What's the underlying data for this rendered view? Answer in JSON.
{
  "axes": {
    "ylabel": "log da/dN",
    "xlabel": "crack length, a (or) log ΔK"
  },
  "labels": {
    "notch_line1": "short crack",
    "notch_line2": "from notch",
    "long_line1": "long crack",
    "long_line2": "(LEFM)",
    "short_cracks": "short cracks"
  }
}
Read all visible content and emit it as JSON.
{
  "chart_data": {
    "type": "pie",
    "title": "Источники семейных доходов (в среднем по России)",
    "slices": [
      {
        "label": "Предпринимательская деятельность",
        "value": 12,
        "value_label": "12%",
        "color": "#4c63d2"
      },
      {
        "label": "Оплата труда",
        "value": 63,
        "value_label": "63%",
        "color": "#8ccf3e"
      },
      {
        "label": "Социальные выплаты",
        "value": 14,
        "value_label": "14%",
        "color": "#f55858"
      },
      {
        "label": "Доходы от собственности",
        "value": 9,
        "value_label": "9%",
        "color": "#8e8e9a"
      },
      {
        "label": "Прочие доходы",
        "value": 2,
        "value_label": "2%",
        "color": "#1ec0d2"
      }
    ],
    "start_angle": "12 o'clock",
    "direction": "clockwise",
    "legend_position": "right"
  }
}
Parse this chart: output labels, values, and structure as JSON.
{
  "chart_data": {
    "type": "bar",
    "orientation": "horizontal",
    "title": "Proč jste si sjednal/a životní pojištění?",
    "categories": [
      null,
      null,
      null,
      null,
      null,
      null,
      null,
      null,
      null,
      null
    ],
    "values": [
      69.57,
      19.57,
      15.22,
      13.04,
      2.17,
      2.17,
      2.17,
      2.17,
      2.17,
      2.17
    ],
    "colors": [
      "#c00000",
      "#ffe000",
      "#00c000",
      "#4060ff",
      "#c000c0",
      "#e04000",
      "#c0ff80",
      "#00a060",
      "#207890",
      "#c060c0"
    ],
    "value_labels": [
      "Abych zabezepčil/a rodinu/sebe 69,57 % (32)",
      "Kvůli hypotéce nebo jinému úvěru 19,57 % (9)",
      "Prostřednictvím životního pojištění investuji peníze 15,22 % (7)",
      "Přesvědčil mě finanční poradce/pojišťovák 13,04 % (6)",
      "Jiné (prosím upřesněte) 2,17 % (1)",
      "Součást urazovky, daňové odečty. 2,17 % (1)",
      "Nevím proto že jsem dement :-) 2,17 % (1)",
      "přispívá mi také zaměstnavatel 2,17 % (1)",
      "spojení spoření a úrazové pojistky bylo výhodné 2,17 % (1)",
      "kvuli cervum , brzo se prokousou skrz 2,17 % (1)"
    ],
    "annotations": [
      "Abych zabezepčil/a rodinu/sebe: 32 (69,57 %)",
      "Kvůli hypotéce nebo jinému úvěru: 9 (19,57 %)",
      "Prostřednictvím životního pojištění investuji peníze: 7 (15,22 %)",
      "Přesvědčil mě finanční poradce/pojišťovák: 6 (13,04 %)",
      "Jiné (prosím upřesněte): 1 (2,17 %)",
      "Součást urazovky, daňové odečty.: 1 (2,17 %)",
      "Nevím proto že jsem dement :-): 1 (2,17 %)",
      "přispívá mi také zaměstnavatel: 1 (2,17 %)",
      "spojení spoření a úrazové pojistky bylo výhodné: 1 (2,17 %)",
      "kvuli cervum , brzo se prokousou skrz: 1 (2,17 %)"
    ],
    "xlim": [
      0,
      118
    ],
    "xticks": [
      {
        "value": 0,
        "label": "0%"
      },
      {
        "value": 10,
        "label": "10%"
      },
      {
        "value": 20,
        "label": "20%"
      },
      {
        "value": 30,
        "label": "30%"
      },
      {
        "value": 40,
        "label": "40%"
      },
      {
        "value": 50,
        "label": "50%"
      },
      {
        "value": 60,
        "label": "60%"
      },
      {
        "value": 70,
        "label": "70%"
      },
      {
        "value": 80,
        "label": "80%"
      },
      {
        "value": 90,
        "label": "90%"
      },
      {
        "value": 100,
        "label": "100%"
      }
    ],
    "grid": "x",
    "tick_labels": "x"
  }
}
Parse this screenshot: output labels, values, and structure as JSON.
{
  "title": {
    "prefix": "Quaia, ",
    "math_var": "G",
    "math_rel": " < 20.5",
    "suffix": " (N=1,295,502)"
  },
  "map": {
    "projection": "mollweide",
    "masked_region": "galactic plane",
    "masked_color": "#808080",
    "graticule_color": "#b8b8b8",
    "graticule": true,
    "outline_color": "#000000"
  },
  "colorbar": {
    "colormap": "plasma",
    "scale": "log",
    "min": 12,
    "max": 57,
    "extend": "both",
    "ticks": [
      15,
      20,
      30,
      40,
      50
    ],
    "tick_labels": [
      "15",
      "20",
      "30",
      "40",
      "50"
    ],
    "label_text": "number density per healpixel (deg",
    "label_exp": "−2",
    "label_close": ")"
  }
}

**Short problem**
Determine the number of lines in the listing that contain the string "Parse". Write that number and nothing else.

**Completed task**
2